* _Task prompt_
Return each line containing "Group".

* _Provided data_
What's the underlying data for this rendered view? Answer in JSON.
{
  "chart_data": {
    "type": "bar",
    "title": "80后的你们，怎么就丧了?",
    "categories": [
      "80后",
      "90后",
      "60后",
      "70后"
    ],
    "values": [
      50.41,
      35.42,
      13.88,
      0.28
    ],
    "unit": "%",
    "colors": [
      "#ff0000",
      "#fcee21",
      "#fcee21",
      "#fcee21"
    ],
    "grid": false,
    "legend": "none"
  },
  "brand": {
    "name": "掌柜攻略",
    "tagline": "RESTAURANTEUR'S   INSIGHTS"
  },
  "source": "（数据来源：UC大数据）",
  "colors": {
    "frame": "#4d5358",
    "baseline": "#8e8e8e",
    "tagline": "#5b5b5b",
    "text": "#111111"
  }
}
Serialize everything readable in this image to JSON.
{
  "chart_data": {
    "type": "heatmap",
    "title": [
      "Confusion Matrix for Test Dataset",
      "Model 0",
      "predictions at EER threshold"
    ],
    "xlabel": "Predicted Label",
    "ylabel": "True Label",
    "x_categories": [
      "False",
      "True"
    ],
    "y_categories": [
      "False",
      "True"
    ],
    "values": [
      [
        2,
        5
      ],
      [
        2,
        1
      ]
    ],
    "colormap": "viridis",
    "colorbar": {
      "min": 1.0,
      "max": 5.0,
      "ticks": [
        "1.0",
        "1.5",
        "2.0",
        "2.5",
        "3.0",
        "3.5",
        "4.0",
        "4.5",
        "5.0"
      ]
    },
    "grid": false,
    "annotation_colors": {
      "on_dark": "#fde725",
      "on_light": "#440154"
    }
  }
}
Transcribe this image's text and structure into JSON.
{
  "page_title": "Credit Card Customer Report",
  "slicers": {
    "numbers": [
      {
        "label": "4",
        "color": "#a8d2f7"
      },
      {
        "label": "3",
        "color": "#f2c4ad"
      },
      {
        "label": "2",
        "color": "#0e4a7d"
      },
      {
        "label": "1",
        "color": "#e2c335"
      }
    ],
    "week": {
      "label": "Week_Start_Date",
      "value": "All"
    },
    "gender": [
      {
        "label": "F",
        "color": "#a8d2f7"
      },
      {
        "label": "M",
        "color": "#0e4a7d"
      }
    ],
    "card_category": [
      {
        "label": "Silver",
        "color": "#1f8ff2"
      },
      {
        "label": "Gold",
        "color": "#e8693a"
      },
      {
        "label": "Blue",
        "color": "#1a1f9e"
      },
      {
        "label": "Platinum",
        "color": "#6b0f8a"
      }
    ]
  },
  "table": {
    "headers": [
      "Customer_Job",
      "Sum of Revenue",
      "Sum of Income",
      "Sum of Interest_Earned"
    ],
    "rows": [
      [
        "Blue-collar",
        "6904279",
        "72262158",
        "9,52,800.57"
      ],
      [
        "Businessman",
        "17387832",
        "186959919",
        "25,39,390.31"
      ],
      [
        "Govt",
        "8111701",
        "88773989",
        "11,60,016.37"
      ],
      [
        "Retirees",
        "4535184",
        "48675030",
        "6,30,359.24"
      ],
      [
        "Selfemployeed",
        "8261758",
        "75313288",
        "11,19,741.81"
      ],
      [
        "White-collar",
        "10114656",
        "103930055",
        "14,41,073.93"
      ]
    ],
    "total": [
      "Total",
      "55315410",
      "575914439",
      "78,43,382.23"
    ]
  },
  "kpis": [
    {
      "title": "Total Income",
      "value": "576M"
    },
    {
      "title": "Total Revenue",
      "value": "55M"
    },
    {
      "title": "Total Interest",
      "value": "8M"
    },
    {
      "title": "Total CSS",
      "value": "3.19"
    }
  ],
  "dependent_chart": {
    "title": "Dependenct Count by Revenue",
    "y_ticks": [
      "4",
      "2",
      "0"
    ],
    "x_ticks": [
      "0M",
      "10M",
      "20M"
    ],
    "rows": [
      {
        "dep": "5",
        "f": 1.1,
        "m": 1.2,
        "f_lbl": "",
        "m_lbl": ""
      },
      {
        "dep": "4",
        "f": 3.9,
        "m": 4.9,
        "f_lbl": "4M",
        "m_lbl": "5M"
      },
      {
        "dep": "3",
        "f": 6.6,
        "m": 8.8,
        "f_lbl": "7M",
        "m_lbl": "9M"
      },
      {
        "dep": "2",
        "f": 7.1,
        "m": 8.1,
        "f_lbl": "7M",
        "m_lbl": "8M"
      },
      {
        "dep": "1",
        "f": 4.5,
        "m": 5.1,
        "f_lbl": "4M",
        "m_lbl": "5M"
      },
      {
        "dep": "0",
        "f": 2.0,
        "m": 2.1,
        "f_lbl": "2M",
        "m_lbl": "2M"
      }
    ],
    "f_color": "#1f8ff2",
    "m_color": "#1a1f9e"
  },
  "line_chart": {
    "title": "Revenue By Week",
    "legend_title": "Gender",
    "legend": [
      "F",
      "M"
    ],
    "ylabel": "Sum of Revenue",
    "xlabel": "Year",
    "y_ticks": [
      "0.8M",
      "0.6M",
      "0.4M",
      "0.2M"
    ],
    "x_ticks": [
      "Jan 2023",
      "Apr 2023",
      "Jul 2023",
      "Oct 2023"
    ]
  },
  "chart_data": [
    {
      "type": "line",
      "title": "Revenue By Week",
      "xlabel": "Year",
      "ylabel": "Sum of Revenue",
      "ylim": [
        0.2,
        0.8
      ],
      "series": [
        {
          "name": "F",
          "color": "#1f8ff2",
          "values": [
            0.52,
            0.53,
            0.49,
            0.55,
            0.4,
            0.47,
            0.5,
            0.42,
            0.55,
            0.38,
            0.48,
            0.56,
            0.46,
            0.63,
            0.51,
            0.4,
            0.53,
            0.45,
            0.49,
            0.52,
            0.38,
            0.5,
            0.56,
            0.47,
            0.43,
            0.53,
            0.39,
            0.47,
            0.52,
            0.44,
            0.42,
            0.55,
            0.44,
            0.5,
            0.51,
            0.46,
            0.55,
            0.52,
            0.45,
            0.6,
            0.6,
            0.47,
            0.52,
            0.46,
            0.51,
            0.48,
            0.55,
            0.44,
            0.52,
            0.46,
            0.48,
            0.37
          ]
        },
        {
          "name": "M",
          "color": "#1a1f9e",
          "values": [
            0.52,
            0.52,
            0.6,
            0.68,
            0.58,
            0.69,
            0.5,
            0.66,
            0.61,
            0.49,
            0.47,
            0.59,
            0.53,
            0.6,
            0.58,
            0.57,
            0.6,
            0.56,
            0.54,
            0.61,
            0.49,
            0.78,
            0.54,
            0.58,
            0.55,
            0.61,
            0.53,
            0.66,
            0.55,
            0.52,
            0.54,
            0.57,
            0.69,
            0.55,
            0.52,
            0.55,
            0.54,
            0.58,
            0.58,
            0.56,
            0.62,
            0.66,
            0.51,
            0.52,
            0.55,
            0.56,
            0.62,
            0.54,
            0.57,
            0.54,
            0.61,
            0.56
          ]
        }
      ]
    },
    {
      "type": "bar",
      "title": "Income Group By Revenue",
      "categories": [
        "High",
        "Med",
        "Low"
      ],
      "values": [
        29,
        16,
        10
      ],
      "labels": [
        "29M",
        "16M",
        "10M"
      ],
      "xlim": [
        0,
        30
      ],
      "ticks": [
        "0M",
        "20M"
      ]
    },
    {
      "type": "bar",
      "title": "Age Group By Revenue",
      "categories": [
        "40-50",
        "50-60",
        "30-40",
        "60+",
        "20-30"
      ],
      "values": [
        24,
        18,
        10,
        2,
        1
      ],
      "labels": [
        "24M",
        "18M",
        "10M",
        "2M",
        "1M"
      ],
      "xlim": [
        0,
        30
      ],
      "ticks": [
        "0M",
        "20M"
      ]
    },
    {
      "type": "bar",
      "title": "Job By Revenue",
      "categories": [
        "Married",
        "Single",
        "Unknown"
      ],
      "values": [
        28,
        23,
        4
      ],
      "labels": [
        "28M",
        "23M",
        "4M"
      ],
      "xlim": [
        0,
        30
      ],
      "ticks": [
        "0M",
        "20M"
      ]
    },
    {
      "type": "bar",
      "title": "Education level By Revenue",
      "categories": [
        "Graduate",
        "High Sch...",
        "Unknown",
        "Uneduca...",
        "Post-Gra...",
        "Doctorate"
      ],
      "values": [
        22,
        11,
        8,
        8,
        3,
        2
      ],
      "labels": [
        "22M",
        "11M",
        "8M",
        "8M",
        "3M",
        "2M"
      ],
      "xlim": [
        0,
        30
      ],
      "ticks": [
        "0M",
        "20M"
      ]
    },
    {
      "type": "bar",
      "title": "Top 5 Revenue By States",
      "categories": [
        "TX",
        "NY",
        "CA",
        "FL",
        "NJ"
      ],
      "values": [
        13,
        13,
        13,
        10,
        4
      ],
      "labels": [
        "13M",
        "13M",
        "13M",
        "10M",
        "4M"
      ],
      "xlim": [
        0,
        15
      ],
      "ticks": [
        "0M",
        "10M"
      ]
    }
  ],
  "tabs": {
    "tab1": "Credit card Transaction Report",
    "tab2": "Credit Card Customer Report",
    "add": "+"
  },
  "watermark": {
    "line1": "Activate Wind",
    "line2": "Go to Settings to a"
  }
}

* _Task response_
      "title": "Income Group By Revenue",
      "title": "Age Group By Revenue",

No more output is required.